--- BEGIN ---
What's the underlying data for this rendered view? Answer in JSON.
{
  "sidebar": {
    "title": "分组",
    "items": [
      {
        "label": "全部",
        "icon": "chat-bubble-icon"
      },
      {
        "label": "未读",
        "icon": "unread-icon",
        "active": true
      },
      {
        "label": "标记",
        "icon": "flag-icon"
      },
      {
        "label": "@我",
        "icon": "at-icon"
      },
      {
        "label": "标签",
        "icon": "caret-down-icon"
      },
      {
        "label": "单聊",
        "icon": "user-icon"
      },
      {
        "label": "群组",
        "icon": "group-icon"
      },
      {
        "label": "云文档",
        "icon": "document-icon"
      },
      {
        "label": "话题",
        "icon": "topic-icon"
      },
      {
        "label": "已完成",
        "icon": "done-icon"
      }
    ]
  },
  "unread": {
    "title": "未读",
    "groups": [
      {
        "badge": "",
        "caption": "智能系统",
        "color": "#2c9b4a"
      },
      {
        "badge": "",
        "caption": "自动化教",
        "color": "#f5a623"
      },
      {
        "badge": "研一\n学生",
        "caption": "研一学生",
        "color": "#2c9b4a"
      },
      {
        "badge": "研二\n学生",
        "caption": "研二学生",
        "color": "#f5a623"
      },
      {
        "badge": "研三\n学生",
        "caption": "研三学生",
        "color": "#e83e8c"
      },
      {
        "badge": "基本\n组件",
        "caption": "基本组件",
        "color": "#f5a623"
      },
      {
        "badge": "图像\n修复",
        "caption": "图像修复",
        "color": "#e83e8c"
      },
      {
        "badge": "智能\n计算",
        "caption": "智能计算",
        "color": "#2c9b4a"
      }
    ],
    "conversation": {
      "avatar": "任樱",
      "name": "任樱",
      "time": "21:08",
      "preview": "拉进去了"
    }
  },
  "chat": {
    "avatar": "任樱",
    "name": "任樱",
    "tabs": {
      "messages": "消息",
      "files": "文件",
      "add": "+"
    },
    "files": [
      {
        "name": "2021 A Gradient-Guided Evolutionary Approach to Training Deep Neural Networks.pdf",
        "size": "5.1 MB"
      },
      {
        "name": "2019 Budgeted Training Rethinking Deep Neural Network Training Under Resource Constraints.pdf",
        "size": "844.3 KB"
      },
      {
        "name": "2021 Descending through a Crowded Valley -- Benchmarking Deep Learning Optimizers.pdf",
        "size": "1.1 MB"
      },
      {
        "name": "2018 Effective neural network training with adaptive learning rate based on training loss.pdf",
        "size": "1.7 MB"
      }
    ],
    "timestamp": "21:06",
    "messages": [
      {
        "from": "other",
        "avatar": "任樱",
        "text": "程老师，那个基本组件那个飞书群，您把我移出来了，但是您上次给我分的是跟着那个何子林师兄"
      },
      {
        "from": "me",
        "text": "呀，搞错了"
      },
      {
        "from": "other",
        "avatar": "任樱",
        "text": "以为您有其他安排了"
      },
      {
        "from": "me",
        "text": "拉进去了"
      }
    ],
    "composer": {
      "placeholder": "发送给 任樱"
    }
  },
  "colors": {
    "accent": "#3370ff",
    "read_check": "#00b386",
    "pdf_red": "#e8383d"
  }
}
--- END ---
▶ [What to produce]:
Nothing should be left out: return all of the records exactly.

▶ [Reply]:
What's the underlying data for this rendered view? Answer in JSON.
{
  "sidebar": {
    "title": "分组",
    "items": [
      {
        "label": "全部",
        "icon": "chat-bubble-icon"
      },
      {
        "label": "未读",
        "icon": "unread-icon",
        "active": true
      },
      {
        "label": "标记",
        "icon": "flag-icon"
      },
      {
        "label": "@我",
        "icon": "at-icon"
      },
      {
        "label": "标签",
        "icon": "caret-down-icon"
      },
      {
        "label": "单聊",
        "icon": "user-icon"
      },
      {
        "label": "群组",
        "icon": "group-icon"
      },
      {
        "label": "云文档",
        "icon": "document-icon"
      },
      {
        "label": "话题",
        "icon": "topic-icon"
      },
      {
        "label": "已完成",
        "icon": "done-icon"
      }
    ]
  },
  "unread": {
    "title": "未读",
    "groups": [
      {
        "badge": "",
        "caption": "智能系统",
        "color": "#2c9b4a"
      },
      {
        "badge": "",
        "caption": "自动化教",
        "color": "#f5a623"
      },
      {
        "badge": "研一\n学生",
        "caption": "研一学生",
        "color": "#2c9b4a"
      },
      {
        "badge": "研二\n学生",
        "caption": "研二学生",
        "color": "#f5a623"
      },
      {
        "badge": "研三\n学生",
        "caption": "研三学生",
        "color": "#e83e8c"
      },
      {
        "badge": "基本\n组件",
        "caption": "基本组件",
        "color": "#f5a623"
      },
      {
        "badge": "图像\n修复",
        "caption": "图像修复",
        "color": "#e83e8c"
      },
      {
        "badge": "智能\n计算",
        "caption": "智能计算",
        "color": "#2c9b4a"
      }
    ],
    "conversation": {
      "avatar": "任樱",
      "name": "任樱",
      "time": "21:08",
      "preview": "拉进去了"
    }
  },
  "chat": {
    "avatar": "任樱",
    "name": "任樱",
    "tabs": {
      "messages": "消息",
      "files": "文件",
      "add": "+"
    },
    "files": [
      {
        "name": "2021 A Gradient-Guided Evolutionary Approach to Training Deep Neural Networks.pdf",
        "size": "5.1 MB"
      },
      {
        "name": "2019 Budgeted Training Rethinking Deep Neural Network Training Under Resource Constraints.pdf",
        "size": "844.3 KB"
      },
      {
        "name": "2021 Descending through a Crowded Valley -- Benchmarking Deep Learning Optimizers.pdf",
        "size": "1.1 MB"
      },
      {
        "name": "2018 Effective neural network training with adaptive learning rate based on training loss.pdf",
        "size": "1.7 MB"
      }
    ],
    "timestamp": "21:06",
    "messages": [
      {
        "from": "other",
        "avatar": "任樱",
        "text": "程老师，那个基本组件那个飞书群，您把我移出来了，但是您上次给我分的是跟着那个何子林师兄"
      },
      {
        "from": "me",
        "text": "呀，搞错了"
      },
      {
        "from": "other",
        "avatar": "任樱",
        "text": "以为您有其他安排了"
      },
      {
        "from": "me",
        "text": "拉进去了"
      }
    ],
    "composer": {
      "placeholder": "发送给 任樱"
    }
  },
  "colors": {
    "accent": "#3370ff",
    "read_check": "#00b386",
    "pdf_red": "#e8383d"
  }
}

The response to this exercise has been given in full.